** DATA RECORDS **
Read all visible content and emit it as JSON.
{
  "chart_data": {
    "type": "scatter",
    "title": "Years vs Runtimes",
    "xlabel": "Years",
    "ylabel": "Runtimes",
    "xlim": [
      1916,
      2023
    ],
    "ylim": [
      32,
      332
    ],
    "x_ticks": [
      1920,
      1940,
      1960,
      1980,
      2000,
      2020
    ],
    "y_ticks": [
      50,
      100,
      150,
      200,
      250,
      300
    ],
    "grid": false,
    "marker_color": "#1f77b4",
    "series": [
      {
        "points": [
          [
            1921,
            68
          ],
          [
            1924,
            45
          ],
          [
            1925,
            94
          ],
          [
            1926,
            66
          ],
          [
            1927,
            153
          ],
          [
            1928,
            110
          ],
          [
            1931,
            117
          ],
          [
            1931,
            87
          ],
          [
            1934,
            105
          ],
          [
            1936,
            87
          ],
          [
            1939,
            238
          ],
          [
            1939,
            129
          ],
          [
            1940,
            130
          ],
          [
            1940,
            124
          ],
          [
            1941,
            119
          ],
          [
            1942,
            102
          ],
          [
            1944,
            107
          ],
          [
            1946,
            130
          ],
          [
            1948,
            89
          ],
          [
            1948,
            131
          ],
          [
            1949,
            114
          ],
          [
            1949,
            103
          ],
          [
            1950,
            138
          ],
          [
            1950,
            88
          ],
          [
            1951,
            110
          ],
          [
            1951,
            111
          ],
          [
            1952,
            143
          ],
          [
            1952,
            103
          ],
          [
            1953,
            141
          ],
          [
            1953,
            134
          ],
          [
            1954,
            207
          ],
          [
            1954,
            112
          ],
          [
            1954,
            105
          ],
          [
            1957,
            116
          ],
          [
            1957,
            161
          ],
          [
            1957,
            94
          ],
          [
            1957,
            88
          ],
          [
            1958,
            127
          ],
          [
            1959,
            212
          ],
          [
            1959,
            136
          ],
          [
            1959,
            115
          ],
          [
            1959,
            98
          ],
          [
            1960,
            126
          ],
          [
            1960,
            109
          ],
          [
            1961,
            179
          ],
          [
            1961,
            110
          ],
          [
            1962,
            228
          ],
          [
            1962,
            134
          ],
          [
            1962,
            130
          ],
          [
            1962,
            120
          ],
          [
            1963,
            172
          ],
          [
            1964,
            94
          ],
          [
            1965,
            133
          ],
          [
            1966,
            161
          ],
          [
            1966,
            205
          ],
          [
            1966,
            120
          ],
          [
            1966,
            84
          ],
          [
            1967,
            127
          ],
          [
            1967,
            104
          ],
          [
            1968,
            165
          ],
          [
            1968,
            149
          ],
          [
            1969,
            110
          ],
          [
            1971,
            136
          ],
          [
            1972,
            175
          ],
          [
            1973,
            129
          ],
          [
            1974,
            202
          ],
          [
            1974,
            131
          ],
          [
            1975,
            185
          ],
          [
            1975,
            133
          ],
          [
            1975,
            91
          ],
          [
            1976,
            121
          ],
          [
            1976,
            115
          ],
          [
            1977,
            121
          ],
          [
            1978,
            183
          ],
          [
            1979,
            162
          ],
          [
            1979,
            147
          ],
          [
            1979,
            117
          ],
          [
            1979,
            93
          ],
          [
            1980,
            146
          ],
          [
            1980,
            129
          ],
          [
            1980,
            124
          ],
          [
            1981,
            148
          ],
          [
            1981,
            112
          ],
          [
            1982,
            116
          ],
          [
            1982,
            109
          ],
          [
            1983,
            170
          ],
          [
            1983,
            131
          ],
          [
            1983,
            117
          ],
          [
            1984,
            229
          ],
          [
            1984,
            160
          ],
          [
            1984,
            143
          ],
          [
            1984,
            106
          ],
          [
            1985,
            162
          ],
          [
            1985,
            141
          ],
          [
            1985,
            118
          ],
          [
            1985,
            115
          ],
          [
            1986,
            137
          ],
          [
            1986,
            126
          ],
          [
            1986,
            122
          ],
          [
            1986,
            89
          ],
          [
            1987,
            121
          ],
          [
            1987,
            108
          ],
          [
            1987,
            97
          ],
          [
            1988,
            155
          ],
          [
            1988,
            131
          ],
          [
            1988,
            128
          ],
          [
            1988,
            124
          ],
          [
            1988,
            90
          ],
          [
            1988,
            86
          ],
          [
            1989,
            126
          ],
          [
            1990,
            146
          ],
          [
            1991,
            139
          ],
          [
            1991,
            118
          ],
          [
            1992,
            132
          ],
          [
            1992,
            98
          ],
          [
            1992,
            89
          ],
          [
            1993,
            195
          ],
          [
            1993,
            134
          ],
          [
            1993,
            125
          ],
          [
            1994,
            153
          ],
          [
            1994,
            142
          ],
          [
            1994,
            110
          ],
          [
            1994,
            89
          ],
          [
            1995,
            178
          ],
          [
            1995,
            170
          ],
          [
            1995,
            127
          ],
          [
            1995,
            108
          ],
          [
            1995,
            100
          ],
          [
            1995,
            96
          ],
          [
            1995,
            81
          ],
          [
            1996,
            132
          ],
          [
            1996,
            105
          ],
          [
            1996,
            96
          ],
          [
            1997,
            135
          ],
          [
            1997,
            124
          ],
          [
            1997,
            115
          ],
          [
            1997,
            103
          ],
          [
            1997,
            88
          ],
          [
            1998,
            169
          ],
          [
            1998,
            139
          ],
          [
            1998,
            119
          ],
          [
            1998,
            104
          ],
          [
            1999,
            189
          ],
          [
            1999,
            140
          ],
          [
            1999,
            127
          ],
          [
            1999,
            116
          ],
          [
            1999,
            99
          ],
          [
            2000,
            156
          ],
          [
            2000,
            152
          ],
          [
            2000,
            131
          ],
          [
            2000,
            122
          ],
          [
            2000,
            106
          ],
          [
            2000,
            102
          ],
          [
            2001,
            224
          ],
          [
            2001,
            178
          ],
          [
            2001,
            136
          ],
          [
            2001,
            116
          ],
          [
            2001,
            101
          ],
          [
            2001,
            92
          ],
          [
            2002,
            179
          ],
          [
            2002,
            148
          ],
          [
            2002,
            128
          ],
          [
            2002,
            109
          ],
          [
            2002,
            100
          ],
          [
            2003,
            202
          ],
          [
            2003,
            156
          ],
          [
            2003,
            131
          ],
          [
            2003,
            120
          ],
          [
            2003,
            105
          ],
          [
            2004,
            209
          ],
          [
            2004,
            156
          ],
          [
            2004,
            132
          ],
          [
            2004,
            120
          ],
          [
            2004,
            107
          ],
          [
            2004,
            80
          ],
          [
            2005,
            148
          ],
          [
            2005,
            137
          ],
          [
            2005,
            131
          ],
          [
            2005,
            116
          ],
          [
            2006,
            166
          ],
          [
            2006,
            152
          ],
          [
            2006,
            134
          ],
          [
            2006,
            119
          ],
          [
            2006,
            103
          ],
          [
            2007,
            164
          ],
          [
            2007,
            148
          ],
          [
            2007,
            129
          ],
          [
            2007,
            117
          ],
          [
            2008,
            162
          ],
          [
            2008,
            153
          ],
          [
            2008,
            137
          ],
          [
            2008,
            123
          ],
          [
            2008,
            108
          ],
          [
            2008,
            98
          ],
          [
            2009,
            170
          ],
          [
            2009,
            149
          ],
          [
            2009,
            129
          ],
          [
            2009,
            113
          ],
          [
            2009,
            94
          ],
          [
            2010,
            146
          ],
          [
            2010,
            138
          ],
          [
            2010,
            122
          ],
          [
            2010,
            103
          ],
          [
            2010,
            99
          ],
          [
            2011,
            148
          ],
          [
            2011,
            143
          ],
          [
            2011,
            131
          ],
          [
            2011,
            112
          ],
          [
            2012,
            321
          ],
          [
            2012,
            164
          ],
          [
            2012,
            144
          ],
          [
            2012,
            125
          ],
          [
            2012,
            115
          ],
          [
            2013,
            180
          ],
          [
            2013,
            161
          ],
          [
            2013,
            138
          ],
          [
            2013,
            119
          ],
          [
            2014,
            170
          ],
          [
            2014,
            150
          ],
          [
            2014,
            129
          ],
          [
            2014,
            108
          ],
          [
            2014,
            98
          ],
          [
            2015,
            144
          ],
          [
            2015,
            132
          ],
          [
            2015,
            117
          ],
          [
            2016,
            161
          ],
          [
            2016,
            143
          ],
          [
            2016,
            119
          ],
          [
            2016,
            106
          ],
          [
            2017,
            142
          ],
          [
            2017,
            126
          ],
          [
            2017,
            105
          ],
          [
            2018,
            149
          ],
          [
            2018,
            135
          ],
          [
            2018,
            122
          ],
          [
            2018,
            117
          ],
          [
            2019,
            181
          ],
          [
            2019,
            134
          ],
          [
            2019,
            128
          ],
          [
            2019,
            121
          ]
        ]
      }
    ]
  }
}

** GIVEN TASK **
Only the number is wanted: how many lines of the material above include the word "Years"?

** ANSWER TO THE PROBLEM **
2